Directions
Images excluded, repeat each entry below exactly.

## BEGIN Supplied information

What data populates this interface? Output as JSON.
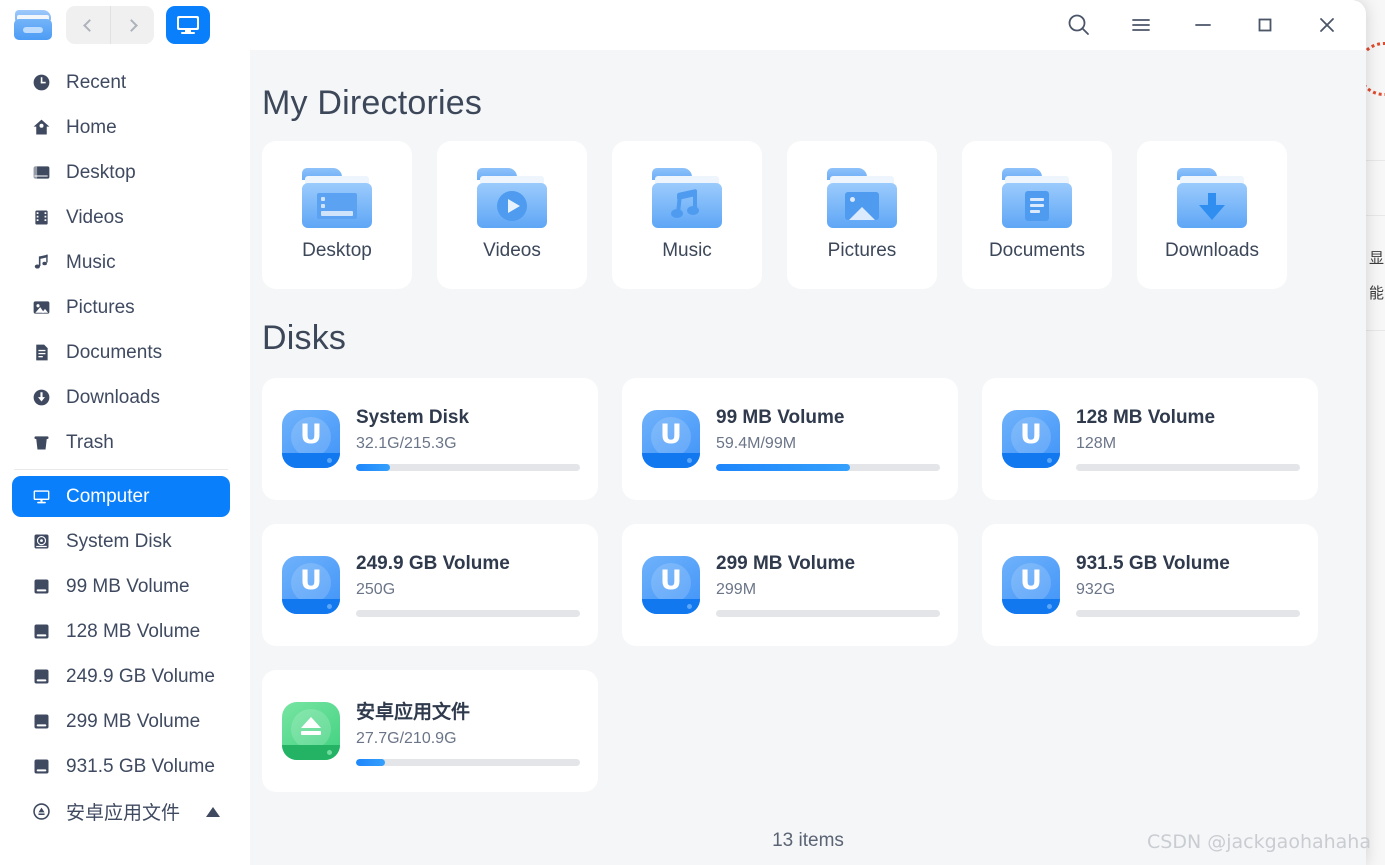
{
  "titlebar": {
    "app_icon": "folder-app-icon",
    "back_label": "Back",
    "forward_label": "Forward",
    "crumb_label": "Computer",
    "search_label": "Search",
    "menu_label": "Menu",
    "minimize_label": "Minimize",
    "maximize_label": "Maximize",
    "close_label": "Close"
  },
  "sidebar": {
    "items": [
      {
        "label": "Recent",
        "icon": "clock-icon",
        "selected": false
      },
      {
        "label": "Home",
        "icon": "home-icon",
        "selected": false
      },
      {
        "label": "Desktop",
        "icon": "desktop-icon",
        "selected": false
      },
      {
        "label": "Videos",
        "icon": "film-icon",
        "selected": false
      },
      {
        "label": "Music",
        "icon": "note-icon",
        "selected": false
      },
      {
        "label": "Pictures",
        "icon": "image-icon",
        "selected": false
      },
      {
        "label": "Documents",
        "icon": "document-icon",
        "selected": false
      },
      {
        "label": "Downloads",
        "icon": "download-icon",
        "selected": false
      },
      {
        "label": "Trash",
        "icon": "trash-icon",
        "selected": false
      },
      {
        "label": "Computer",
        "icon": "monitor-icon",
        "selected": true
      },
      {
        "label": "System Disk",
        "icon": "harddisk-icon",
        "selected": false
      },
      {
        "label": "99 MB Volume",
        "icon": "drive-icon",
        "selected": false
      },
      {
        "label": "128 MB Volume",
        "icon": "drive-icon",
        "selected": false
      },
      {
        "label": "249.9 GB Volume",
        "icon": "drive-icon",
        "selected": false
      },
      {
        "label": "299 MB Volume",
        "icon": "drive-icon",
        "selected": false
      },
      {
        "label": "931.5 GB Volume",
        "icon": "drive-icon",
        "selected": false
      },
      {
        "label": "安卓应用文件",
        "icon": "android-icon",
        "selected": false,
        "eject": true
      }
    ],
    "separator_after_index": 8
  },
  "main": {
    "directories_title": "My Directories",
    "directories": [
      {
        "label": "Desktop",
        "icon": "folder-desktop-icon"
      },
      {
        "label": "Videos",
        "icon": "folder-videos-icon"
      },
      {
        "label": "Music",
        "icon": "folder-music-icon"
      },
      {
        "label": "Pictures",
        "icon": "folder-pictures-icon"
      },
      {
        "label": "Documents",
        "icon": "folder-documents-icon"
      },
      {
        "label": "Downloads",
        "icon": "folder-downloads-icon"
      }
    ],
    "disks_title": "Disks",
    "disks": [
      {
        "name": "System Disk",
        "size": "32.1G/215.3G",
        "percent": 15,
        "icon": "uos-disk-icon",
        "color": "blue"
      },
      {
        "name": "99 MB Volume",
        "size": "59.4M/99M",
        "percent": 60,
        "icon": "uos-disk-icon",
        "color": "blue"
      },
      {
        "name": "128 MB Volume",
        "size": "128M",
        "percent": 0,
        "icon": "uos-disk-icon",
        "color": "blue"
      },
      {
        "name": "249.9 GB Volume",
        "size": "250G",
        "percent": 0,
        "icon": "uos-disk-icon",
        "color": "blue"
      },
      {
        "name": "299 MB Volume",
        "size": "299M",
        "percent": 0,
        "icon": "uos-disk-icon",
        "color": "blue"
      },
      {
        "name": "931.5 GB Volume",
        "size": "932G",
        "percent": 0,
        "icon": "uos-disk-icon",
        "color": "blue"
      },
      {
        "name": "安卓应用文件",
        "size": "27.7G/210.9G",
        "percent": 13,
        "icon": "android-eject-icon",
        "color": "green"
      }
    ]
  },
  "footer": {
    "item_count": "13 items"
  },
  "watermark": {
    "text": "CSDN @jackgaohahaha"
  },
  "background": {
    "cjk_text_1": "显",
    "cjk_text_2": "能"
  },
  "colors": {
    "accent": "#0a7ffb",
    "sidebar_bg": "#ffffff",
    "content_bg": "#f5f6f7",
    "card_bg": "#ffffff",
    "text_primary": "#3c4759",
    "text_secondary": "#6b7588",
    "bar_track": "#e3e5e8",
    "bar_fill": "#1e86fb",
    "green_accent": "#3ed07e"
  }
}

## END Supplied information

Exercise response
What data populates this interface? Output as JSON.
{
  "titlebar": {
    "app_icon": "folder-app-icon",
    "back_label": "Back",
    "forward_label": "Forward",
    "crumb_label": "Computer",
    "search_label": "Search",
    "menu_label": "Menu",
    "minimize_label": "Minimize",
    "maximize_label": "Maximize",
    "close_label": "Close"
  },
  "sidebar": {
    "items": [
      {
        "label": "Recent",
        "icon": "clock-icon",
        "selected": false
      },
      {
        "label": "Home",
        "icon": "home-icon",
        "selected": false
      },
      {
        "label": "Desktop",
        "icon": "desktop-icon",
        "selected": false
      },
      {
        "label": "Videos",
        "icon": "film-icon",
        "selected": false
      },
      {
        "label": "Music",
        "icon": "note-icon",
        "selected": false
      },
      {
        "label": "Pictures",
        "icon": "image-icon",
        "selected": false
      },
      {
        "label": "Documents",
        "icon": "document-icon",
        "selected": false
      },
      {
        "label": "Downloads",
        "icon": "download-icon",
        "selected": false
      },
      {
        "label": "Trash",
        "icon": "trash-icon",
        "selected": false
      },
      {
        "label": "Computer",
        "icon": "monitor-icon",
        "selected": true
      },
      {
        "label": "System Disk",
        "icon": "harddisk-icon",
        "selected": false
      },
      {
        "label": "99 MB Volume",
        "icon": "drive-icon",
        "selected": false
      },
      {
        "label": "128 MB Volume",
        "icon": "drive-icon",
        "selected": false
      },
      {
        "label": "249.9 GB Volume",
        "icon": "drive-icon",
        "selected": false
      },
      {
        "label": "299 MB Volume",
        "icon": "drive-icon",
        "selected": false
      },
      {
        "label": "931.5 GB Volume",
        "icon": "drive-icon",
        "selected": false
      },
      {
        "label": "安卓应用文件",
        "icon": "android-icon",
        "selected": false,
        "eject": true
      }
    ],
    "separator_after_index": 8
  },
  "main": {
    "directories_title": "My Directories",
    "directories": [
      {
        "label": "Desktop",
        "icon": "folder-desktop-icon"
      },
      {
        "label": "Videos",
        "icon": "folder-videos-icon"
      },
      {
        "label": "Music",
        "icon": "folder-music-icon"
      },
      {
        "label": "Pictures",
        "icon": "folder-pictures-icon"
      },
      {
        "label": "Documents",
        "icon": "folder-documents-icon"
      },
      {
        "label": "Downloads",
        "icon": "folder-downloads-icon"
      }
    ],
    "disks_title": "Disks",
    "disks": [
      {
        "name": "System Disk",
        "size": "32.1G/215.3G",
        "percent": 15,
        "icon": "uos-disk-icon",
        "color": "blue"
      },
      {
        "name": "99 MB Volume",
        "size": "59.4M/99M",
        "percent": 60,
        "icon": "uos-disk-icon",
        "color": "blue"
      },
      {
        "name": "128 MB Volume",
        "size": "128M",
        "percent": 0,
        "icon": "uos-disk-icon",
        "color": "blue"
      },
      {
        "name": "249.9 GB Volume",
        "size": "250G",
        "percent": 0,
        "icon": "uos-disk-icon",
        "color": "blue"
      },
      {
        "name": "299 MB Volume",
        "size": "299M",
        "percent": 0,
        "icon": "uos-disk-icon",
        "color": "blue"
      },
      {
        "name": "931.5 GB Volume",
        "size": "932G",
        "percent": 0,
        "icon": "uos-disk-icon",
        "color": "blue"
      },
      {
        "name": "安卓应用文件",
        "size": "27.7G/210.9G",
        "percent": 13,
        "icon": "android-eject-icon",
        "color": "green"
      }
    ]
  },
  "footer": {
    "item_count": "13 items"
  },
  "watermark": {
    "text": "CSDN @jackgaohahaha"
  },
  "background": {
    "cjk_text_1": "显",
    "cjk_text_2": "能"
  },
  "colors": {
    "accent": "#0a7ffb",
    "sidebar_bg": "#ffffff",
    "content_bg": "#f5f6f7",
    "card_bg": "#ffffff",
    "text_primary": "#3c4759",
    "text_secondary": "#6b7588",
    "bar_track": "#e3e5e8",
    "bar_fill": "#1e86fb",
    "green_accent": "#3ed07e"
  }
}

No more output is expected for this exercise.